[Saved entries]
--- --- ---
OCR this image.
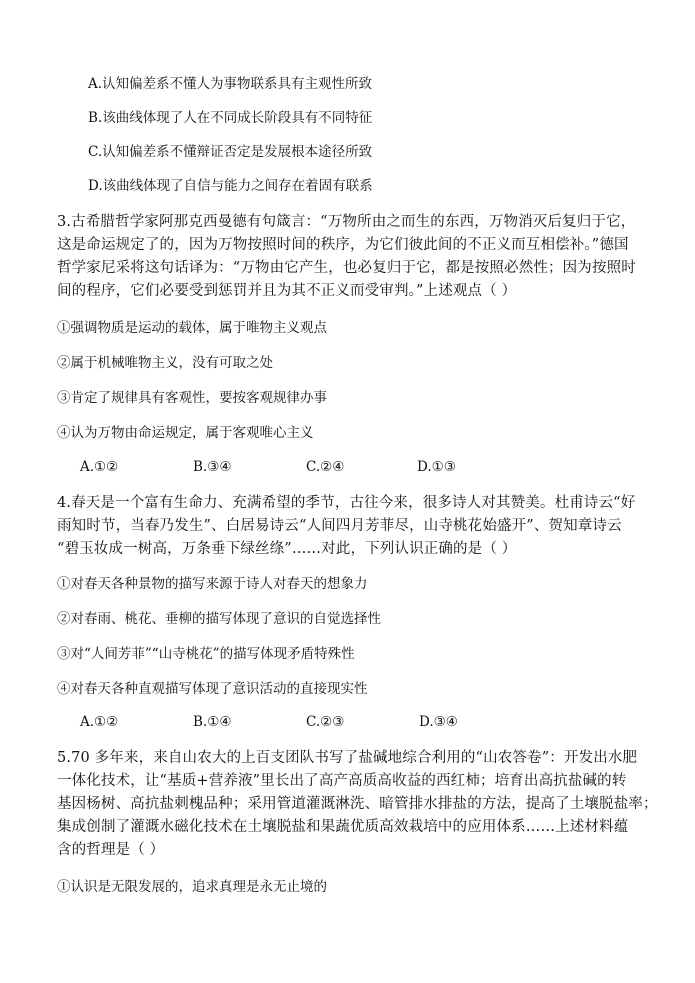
A.认知偏差系不懂人为事物联系具有主观性所致
B.该曲线体现了人在不同成长阶段具有不同特征
C.认知偏差系不懂辩证否定是发展根本途径所致
D.该曲线体现了自信与能力之间存在着固有联系
3.古希腊哲学家阿那克西曼德有句箴言：“万物所由之而生的东西，万物消灭后复归于它，
这是命运规定了的，因为万物按照时间的秩序，为它们彼此间的不正义而互相偿补。”德国
哲学家尼采将这句话译为：“万物由它产生，也必复归于它，都是按照必然性；因为按照时
间的程序，它们必要受到惩罚并且为其不正义而受审判。”上述观点（ ）
①强调物质是运动的载体，属于唯物主义观点
②属于机械唯物主义，没有可取之处
③肯定了规律具有客观性，要按客观规律办事
④认为万物由命运规定，属于客观唯心主义
A.①②	B.③④	C.②④	D.①③
4.春天是一个富有生命力、充满希望的季节，古往今来，很多诗人对其赞美。杜甫诗云“好
雨知时节，当春乃发生”、白居易诗云“人间四月芳菲尽，山寺桃花始盛开”、贺知章诗云
“碧玉妆成一树高，万条垂下绿丝绦”……对此，下列认识正确的是（ ）
①对春天各种景物的描写来源于诗人对春天的想象力
②对春雨、桃花、垂柳的描写体现了意识的自觉选择性
③对“人间芳菲”“山寺桃花”的描写体现矛盾特殊性
④对春天各种直观描写体现了意识活动的直接现实性
A.①②	B.①④	C.②③	D.③④
5.70 多年来，来自山农大的上百支团队书写了盐碱地综合利用的“山农答卷”：开发出水肥
一体化技术，让“基质+营养液”里长出了高产高质高收益的西红柿；培育出高抗盐碱的转
基因杨树、高抗盐刺槐品种；采用管道灌溉淋洗、暗管排水排盐的方法，提高了土壤脱盐率；
集成创制了灌溉水磁化技术在土壤脱盐和果蔬优质高效栽培中的应用体系……上述材料蕴
含的哲理是（ ）
①认识是无限发展的，追求真理是永无止境的
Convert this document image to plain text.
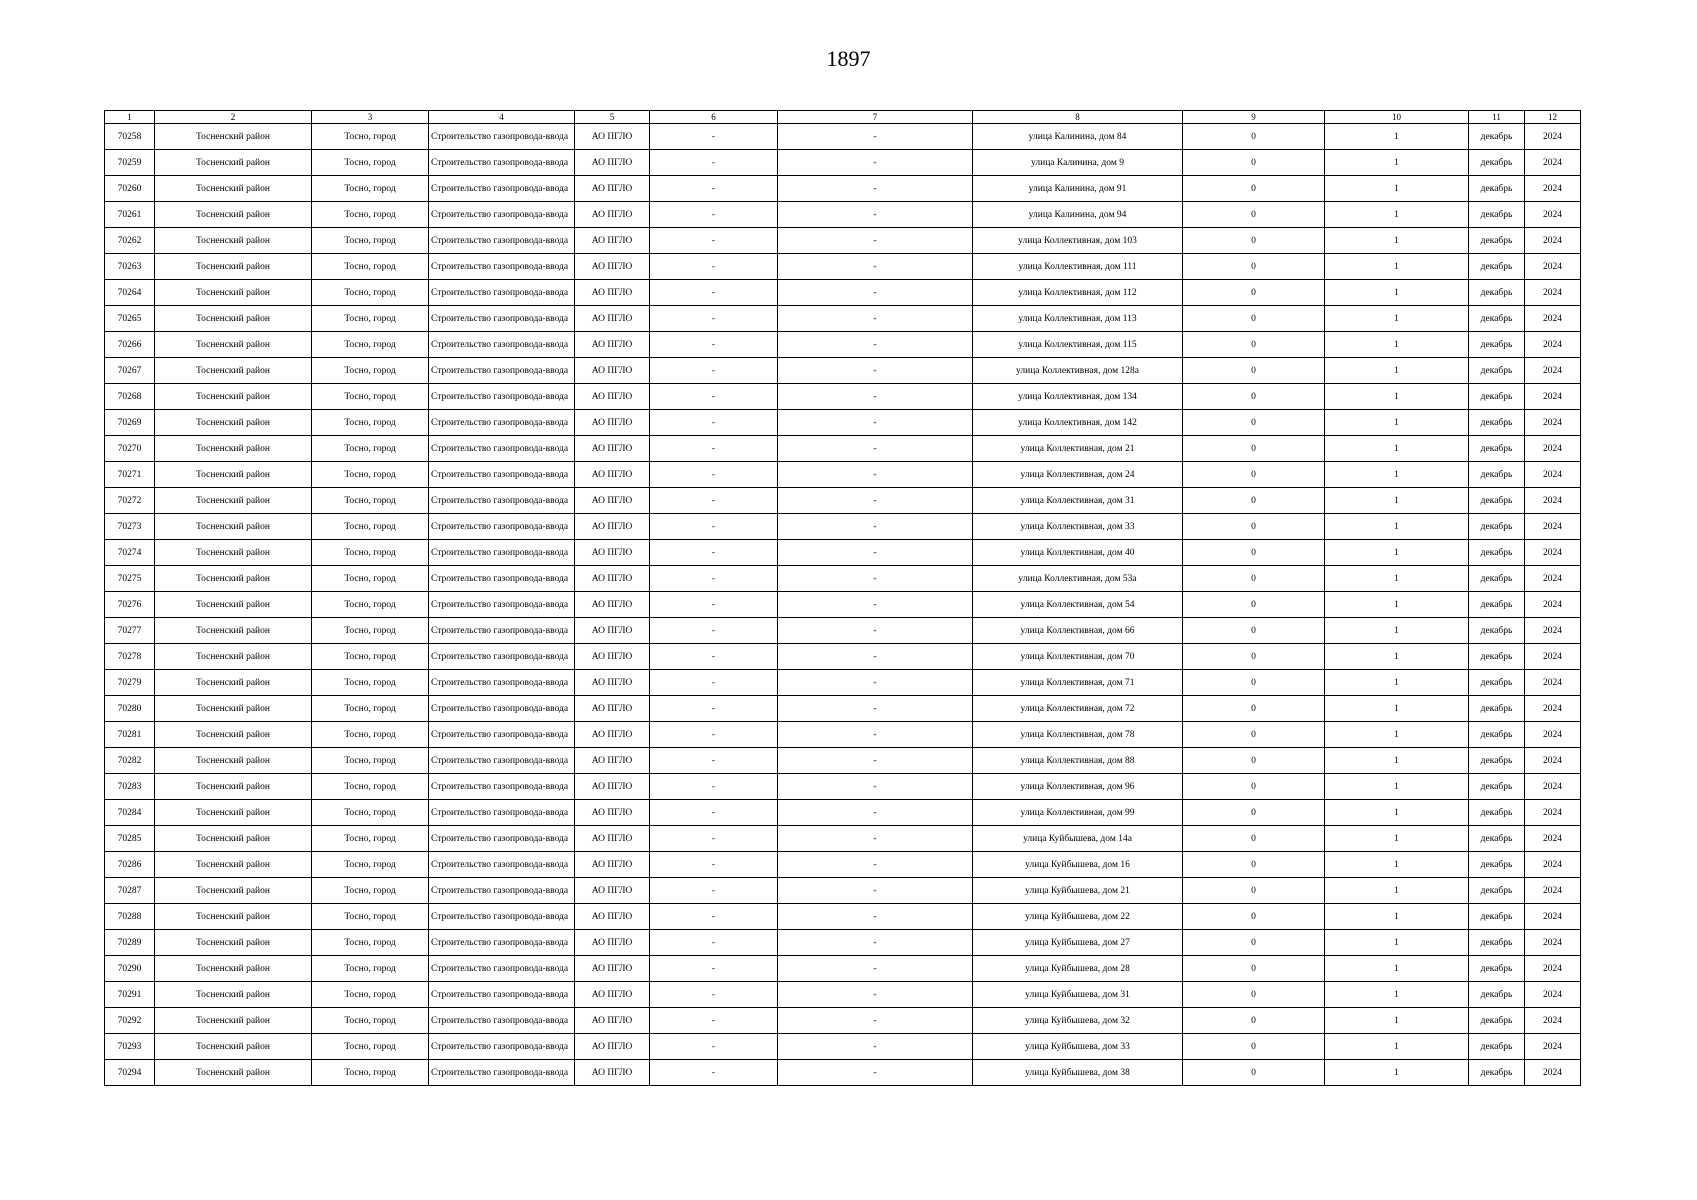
1897
1	2	3	4	5	6	7	8	9	10	11	12
70258	Тосненский район	Тосно, город	Строительство газопровода-ввода	АО ПГЛО	-	-	улица Калинина, дом 84	0	1	декабрь	2024
70259	Тосненский район	Тосно, город	Строительство газопровода-ввода	АО ПГЛО	-	-	улица Калинина, дом 9	0	1	декабрь	2024
70260	Тосненский район	Тосно, город	Строительство газопровода-ввода	АО ПГЛО	-	-	улица Калинина, дом 91	0	1	декабрь	2024
70261	Тосненский район	Тосно, город	Строительство газопровода-ввода	АО ПГЛО	-	-	улица Калинина, дом 94	0	1	декабрь	2024
70262	Тосненский район	Тосно, город	Строительство газопровода-ввода	АО ПГЛО	-	-	улица Коллективная, дом 103	0	1	декабрь	2024
70263	Тосненский район	Тосно, город	Строительство газопровода-ввода	АО ПГЛО	-	-	улица Коллективная, дом 111	0	1	декабрь	2024
70264	Тосненский район	Тосно, город	Строительство газопровода-ввода	АО ПГЛО	-	-	улица Коллективная, дом 112	0	1	декабрь	2024
70265	Тосненский район	Тосно, город	Строительство газопровода-ввода	АО ПГЛО	-	-	улица Коллективная, дом 113	0	1	декабрь	2024
70266	Тосненский район	Тосно, город	Строительство газопровода-ввода	АО ПГЛО	-	-	улица Коллективная, дом 115	0	1	декабрь	2024
70267	Тосненский район	Тосно, город	Строительство газопровода-ввода	АО ПГЛО	-	-	улица Коллективная, дом 128а	0	1	декабрь	2024
70268	Тосненский район	Тосно, город	Строительство газопровода-ввода	АО ПГЛО	-	-	улица Коллективная, дом 134	0	1	декабрь	2024
70269	Тосненский район	Тосно, город	Строительство газопровода-ввода	АО ПГЛО	-	-	улица Коллективная, дом 142	0	1	декабрь	2024
70270	Тосненский район	Тосно, город	Строительство газопровода-ввода	АО ПГЛО	-	-	улица Коллективная, дом 21	0	1	декабрь	2024
70271	Тосненский район	Тосно, город	Строительство газопровода-ввода	АО ПГЛО	-	-	улица Коллективная, дом 24	0	1	декабрь	2024
70272	Тосненский район	Тосно, город	Строительство газопровода-ввода	АО ПГЛО	-	-	улица Коллективная, дом 31	0	1	декабрь	2024
70273	Тосненский район	Тосно, город	Строительство газопровода-ввода	АО ПГЛО	-	-	улица Коллективная, дом 33	0	1	декабрь	2024
70274	Тосненский район	Тосно, город	Строительство газопровода-ввода	АО ПГЛО	-	-	улица Коллективная, дом 40	0	1	декабрь	2024
70275	Тосненский район	Тосно, город	Строительство газопровода-ввода	АО ПГЛО	-	-	улица Коллективная, дом 53а	0	1	декабрь	2024
70276	Тосненский район	Тосно, город	Строительство газопровода-ввода	АО ПГЛО	-	-	улица Коллективная, дом 54	0	1	декабрь	2024
70277	Тосненский район	Тосно, город	Строительство газопровода-ввода	АО ПГЛО	-	-	улица Коллективная, дом 66	0	1	декабрь	2024
70278	Тосненский район	Тосно, город	Строительство газопровода-ввода	АО ПГЛО	-	-	улица Коллективная, дом 70	0	1	декабрь	2024
70279	Тосненский район	Тосно, город	Строительство газопровода-ввода	АО ПГЛО	-	-	улица Коллективная, дом 71	0	1	декабрь	2024
70280	Тосненский район	Тосно, город	Строительство газопровода-ввода	АО ПГЛО	-	-	улица Коллективная, дом 72	0	1	декабрь	2024
70281	Тосненский район	Тосно, город	Строительство газопровода-ввода	АО ПГЛО	-	-	улица Коллективная, дом 78	0	1	декабрь	2024
70282	Тосненский район	Тосно, город	Строительство газопровода-ввода	АО ПГЛО	-	-	улица Коллективная, дом 88	0	1	декабрь	2024
70283	Тосненский район	Тосно, город	Строительство газопровода-ввода	АО ПГЛО	-	-	улица Коллективная, дом 96	0	1	декабрь	2024
70284	Тосненский район	Тосно, город	Строительство газопровода-ввода	АО ПГЛО	-	-	улица Коллективная, дом 99	0	1	декабрь	2024
70285	Тосненский район	Тосно, город	Строительство газопровода-ввода	АО ПГЛО	-	-	улица Куйбышева, дом 14а	0	1	декабрь	2024
70286	Тосненский район	Тосно, город	Строительство газопровода-ввода	АО ПГЛО	-	-	улица Куйбышева, дом 16	0	1	декабрь	2024
70287	Тосненский район	Тосно, город	Строительство газопровода-ввода	АО ПГЛО	-	-	улица Куйбышева, дом 21	0	1	декабрь	2024
70288	Тосненский район	Тосно, город	Строительство газопровода-ввода	АО ПГЛО	-	-	улица Куйбышева, дом 22	0	1	декабрь	2024
70289	Тосненский район	Тосно, город	Строительство газопровода-ввода	АО ПГЛО	-	-	улица Куйбышева, дом 27	0	1	декабрь	2024
70290	Тосненский район	Тосно, город	Строительство газопровода-ввода	АО ПГЛО	-	-	улица Куйбышева, дом 28	0	1	декабрь	2024
70291	Тосненский район	Тосно, город	Строительство газопровода-ввода	АО ПГЛО	-	-	улица Куйбышева, дом 31	0	1	декабрь	2024
70292	Тосненский район	Тосно, город	Строительство газопровода-ввода	АО ПГЛО	-	-	улица Куйбышева, дом 32	0	1	декабрь	2024
70293	Тосненский район	Тосно, город	Строительство газопровода-ввода	АО ПГЛО	-	-	улица Куйбышева, дом 33	0	1	декабрь	2024
70294	Тосненский район	Тосно, город	Строительство газопровода-ввода	АО ПГЛО	-	-	улица Куйбышева, дом 38	0	1	декабрь	2024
--- --- ---
### WORK INSTRUCTIONS
Each line in the listing above that contains "image" should be copied.

### IN RESPONSE
OCR this image.
Convert this document image to plain text.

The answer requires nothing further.